• Work to complete
Across the entries below, count the lines in which the word "this" occurs. Reply with the count alone.

• Task data
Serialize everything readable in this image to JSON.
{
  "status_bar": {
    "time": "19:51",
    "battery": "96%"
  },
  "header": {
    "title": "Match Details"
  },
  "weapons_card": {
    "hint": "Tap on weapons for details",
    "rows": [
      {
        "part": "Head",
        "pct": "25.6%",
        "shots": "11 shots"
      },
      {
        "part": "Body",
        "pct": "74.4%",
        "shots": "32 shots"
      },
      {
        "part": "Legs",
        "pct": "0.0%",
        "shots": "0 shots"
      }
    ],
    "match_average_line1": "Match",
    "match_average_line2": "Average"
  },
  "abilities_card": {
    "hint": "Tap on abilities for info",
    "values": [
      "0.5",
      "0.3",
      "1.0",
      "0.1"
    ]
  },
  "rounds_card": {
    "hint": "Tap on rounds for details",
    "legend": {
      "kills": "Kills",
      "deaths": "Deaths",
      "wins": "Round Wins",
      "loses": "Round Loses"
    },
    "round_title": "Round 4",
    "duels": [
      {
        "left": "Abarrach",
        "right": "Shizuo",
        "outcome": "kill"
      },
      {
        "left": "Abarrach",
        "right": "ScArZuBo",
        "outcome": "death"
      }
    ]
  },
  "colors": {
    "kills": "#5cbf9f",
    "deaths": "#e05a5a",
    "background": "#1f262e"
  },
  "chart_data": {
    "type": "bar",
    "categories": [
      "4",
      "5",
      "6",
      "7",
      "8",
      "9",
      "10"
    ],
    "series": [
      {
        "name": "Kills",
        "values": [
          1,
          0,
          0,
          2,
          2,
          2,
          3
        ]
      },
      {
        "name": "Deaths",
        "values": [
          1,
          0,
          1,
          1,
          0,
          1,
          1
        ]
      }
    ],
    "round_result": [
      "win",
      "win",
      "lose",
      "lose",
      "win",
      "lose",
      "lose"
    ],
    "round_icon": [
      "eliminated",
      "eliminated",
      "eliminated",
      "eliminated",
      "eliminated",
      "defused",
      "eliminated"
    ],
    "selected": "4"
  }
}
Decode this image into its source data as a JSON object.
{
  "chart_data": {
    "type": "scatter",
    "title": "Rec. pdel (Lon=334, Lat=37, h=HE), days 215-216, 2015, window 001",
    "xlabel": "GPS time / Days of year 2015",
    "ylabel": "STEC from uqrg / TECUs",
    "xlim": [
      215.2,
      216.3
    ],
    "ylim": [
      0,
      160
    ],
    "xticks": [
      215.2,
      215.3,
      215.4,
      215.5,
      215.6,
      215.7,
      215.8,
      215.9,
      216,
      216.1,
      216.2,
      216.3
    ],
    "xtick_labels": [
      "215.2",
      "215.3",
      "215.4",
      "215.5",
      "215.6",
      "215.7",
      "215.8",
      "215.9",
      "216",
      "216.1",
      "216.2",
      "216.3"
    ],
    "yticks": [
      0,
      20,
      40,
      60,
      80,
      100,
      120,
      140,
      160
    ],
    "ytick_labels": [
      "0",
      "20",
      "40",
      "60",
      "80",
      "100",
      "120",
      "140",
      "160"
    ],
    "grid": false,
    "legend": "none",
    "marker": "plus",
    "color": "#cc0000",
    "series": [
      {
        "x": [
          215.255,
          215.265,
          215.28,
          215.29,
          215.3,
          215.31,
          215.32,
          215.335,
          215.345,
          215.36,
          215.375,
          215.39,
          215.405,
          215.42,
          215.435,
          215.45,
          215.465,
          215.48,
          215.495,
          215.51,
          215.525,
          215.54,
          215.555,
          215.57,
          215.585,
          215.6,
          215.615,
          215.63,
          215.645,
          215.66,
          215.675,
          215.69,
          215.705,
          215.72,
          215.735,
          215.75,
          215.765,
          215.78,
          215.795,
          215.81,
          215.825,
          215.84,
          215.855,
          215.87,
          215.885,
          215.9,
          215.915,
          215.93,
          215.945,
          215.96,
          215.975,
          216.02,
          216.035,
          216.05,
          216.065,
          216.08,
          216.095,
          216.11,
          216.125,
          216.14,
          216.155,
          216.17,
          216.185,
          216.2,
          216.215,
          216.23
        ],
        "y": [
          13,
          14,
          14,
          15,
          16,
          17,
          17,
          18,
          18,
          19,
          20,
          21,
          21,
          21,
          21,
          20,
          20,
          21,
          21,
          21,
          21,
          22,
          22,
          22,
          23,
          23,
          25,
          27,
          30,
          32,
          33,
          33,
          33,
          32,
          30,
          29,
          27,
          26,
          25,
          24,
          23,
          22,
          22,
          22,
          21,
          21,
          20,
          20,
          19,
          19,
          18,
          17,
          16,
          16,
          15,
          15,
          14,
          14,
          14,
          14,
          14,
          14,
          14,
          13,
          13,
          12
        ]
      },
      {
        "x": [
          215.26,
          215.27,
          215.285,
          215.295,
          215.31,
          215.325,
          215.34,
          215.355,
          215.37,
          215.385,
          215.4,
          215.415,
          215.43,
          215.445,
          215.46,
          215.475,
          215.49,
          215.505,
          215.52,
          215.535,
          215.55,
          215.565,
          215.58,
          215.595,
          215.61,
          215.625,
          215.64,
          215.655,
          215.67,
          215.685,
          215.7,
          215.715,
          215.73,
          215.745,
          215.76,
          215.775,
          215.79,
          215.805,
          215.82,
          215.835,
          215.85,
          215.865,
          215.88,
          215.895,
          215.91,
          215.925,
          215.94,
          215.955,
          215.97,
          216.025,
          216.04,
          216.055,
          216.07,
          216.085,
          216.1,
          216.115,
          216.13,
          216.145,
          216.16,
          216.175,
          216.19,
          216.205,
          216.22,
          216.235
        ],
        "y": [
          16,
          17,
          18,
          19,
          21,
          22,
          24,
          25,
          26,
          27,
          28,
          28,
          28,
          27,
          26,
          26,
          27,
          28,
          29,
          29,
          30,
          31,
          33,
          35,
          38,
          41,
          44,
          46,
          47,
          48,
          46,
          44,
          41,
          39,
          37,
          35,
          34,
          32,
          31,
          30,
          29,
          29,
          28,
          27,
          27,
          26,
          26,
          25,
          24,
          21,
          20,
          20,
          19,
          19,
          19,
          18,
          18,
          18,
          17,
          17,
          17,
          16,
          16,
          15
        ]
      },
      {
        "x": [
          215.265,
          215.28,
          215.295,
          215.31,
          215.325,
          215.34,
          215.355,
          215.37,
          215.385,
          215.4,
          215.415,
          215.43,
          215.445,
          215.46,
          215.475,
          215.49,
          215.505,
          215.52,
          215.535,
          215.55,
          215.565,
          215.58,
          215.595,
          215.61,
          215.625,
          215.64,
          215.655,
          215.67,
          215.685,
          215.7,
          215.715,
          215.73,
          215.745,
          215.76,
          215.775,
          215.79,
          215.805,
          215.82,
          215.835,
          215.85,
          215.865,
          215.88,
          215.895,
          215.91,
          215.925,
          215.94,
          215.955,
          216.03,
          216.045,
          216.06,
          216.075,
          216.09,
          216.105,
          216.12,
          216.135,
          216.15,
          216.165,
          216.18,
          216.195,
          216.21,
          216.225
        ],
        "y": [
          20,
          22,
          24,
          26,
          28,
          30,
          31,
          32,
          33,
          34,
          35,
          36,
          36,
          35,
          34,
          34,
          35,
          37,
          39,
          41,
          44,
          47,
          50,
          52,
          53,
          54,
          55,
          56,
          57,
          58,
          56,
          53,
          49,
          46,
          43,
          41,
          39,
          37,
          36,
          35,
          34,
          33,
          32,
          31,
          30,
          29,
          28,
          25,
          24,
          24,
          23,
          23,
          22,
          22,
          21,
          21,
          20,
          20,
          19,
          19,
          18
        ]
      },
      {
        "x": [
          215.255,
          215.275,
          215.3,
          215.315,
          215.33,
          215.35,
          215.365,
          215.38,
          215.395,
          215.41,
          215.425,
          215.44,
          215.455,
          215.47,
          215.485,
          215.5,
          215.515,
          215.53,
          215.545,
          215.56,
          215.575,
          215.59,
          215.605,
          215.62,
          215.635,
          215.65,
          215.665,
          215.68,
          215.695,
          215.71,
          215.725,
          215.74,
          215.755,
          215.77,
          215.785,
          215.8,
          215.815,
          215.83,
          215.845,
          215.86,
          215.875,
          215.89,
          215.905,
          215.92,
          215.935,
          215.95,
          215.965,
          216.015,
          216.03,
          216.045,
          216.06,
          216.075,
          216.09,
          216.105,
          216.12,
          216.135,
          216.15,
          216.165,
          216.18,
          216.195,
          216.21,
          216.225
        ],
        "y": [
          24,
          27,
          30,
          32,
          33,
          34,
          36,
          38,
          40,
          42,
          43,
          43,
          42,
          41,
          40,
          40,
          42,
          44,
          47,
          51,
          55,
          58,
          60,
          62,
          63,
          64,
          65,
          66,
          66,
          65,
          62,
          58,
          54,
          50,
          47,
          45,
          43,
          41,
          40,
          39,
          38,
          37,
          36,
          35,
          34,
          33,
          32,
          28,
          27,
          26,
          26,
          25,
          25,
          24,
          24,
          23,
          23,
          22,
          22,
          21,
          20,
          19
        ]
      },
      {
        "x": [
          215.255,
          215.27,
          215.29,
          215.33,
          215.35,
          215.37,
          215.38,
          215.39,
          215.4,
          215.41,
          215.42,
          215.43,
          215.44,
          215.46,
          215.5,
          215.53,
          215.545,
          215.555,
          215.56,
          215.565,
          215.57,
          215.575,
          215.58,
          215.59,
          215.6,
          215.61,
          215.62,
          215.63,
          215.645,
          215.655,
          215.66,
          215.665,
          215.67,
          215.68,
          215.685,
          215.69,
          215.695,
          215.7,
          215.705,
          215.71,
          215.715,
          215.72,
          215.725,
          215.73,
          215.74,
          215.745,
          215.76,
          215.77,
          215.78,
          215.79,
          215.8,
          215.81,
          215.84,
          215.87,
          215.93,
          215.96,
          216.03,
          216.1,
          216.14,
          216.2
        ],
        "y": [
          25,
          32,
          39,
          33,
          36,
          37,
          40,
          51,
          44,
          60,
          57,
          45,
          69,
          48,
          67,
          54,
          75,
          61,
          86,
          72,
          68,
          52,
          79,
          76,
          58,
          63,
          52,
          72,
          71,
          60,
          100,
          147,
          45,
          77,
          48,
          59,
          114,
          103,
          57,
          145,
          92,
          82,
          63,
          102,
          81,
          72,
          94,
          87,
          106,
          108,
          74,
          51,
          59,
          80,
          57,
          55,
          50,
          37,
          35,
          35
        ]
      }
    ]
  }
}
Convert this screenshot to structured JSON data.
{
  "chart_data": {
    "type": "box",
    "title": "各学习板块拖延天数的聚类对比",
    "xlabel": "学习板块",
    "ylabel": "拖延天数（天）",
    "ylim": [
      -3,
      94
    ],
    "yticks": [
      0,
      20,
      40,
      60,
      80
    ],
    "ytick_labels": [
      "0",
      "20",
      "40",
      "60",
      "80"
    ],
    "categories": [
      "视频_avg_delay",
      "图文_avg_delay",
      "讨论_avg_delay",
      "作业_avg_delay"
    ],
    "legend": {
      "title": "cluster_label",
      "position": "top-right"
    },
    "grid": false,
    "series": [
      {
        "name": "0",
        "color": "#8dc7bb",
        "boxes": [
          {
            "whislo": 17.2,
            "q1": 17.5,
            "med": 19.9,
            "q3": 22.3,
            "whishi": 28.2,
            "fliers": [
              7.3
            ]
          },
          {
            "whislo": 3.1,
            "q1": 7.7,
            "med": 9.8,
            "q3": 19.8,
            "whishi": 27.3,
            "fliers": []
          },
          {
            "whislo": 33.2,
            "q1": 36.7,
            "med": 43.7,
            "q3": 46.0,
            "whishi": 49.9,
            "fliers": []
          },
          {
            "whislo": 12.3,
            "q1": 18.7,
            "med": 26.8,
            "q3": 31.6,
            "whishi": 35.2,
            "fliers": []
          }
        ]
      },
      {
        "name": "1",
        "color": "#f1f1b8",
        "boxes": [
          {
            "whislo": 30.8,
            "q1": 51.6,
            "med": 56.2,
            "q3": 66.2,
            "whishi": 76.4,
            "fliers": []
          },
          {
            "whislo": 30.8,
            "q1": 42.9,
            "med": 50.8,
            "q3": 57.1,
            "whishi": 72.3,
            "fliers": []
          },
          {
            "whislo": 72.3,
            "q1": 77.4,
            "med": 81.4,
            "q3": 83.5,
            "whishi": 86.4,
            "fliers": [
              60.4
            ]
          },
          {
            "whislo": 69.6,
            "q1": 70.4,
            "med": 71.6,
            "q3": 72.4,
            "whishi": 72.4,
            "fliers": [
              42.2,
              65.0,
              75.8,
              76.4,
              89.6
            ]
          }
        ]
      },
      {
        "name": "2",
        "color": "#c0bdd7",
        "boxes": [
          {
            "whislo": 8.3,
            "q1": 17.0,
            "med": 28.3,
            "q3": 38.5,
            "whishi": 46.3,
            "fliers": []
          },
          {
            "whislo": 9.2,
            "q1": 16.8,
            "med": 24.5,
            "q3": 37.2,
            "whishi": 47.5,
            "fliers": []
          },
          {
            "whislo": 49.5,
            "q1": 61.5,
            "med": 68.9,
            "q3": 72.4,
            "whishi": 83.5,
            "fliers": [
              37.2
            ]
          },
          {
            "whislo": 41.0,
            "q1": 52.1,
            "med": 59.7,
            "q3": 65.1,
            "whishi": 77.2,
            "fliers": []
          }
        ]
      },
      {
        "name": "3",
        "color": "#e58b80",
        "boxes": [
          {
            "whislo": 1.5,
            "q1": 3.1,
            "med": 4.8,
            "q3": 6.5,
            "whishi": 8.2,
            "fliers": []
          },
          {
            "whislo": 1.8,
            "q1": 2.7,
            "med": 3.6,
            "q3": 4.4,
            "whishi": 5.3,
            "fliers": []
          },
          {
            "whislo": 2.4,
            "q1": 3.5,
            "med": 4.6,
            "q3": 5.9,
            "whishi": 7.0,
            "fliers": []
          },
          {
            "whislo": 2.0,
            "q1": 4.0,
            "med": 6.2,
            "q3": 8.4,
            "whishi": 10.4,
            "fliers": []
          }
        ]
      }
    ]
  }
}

• Solution
3